*** Material to process

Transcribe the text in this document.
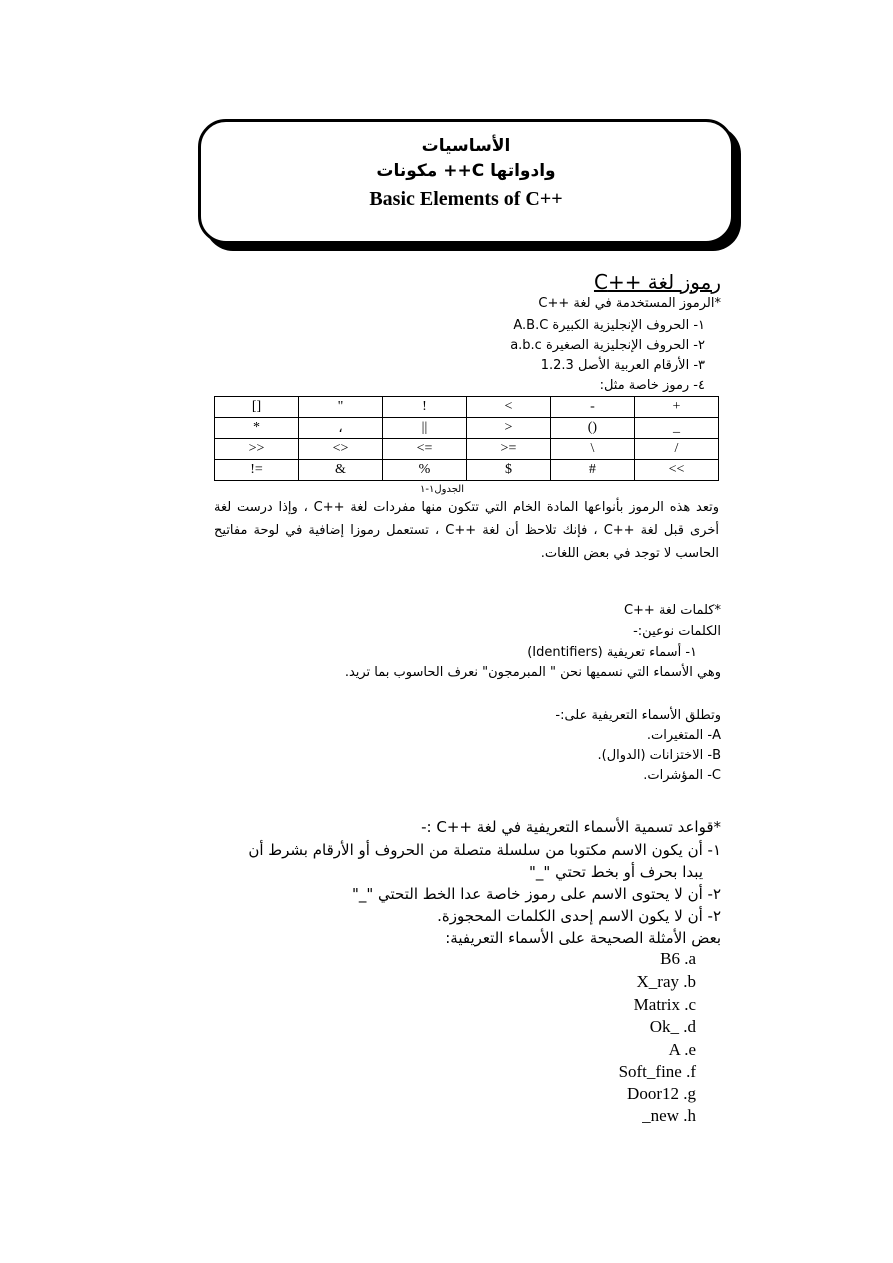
الأساسيات
مكونات ++C وادواتها
Basic Elements of C++
رموز لغة ++C
*الرموز المستخدمة في لغة ++C
١- الحروف الإنجليزية الكبيرة A.B.C
٢- الحروف الإنجليزية الصغيرة a.b.c
٣- الأرقام العربية الأصل 1.2.3
٤- رموز خاصة مثل:
[]	"	!	<	-	+
*	،	||	>	()	_
>>	<>	<=	>=	\	/
!=	&	%	$	#	<<
الجدول١-١
وتعد هذه الرموز بأنواعها المادة الخام التي تتكون منها مفردات لغة ++C ، وإذا درست لغة أخرى قبل لغة ++C ، فإنك تلاحظ أن لغة ++C ، تستعمل رموزا إضافية في لوحة مفاتيح الحاسب لا توجد في بعض اللغات.
*كلمات لغة ++C
الكلمات نوعين:-
١- أسماء تعريفية (Identifiers)
وهي الأسماء التي نسميها نحن " المبرمجون" نعرف الحاسوب بما تريد.
وتطلق الأسماء التعريفية على:-
A- المتغيرات.
B- الاختزانات (الدوال).
C- المؤشرات.
*قواعد تسمية الأسماء التعريفية في لغة ++C :-
١- أن يكون الاسم مكتوبا من سلسلة متصلة من الحروف أو الأرقام بشرط أن
يبدا بحرف أو بخط تحتي "_"
٢- أن لا يحتوى الاسم على رموز خاصة عدا الخط التحتي "_"
٢- أن لا يكون الاسم إحدى الكلمات المحجوزة.
بعض الأمثلة الصحيحة على الأسماء التعريفية:
B6 .a
X_ray .b
Matrix .c
Ok_ .d
A .e
Soft_fine .f
Door12 .g
_new .h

******

◆ **Your goal**:
Write out the listing word for word, omitting the pictures it holds.

◆ **Full solution**:
Transcribe the text in this document.
الأساسيات
مكونات ++C وادواتها
Basic Elements of C++
رموز لغة ++C
*الرموز المستخدمة في لغة ++C
١- الحروف الإنجليزية الكبيرة A.B.C
٢- الحروف الإنجليزية الصغيرة a.b.c
٣- الأرقام العربية الأصل 1.2.3
٤- رموز خاصة مثل:
[]	"	!	<	-	+
*	،	||	>	()	_
>>	<>	<=	>=	\	/
!=	&	%	$	#	<<
الجدول١-١
وتعد هذه الرموز بأنواعها المادة الخام التي تتكون منها مفردات لغة ++C ، وإذا درست لغة أخرى قبل لغة ++C ، فإنك تلاحظ أن لغة ++C ، تستعمل رموزا إضافية في لوحة مفاتيح الحاسب لا توجد في بعض اللغات.
*كلمات لغة ++C
الكلمات نوعين:-
١- أسماء تعريفية (Identifiers)
وهي الأسماء التي نسميها نحن " المبرمجون" نعرف الحاسوب بما تريد.
وتطلق الأسماء التعريفية على:-
A- المتغيرات.
B- الاختزانات (الدوال).
C- المؤشرات.
*قواعد تسمية الأسماء التعريفية في لغة ++C :-
١- أن يكون الاسم مكتوبا من سلسلة متصلة من الحروف أو الأرقام بشرط أن
يبدا بحرف أو بخط تحتي "_"
٢- أن لا يحتوى الاسم على رموز خاصة عدا الخط التحتي "_"
٢- أن لا يكون الاسم إحدى الكلمات المحجوزة.
بعض الأمثلة الصحيحة على الأسماء التعريفية:
B6 .a
X_ray .b
Matrix .c
Ok_ .d
A .e
Soft_fine .f
Door12 .g
_new .h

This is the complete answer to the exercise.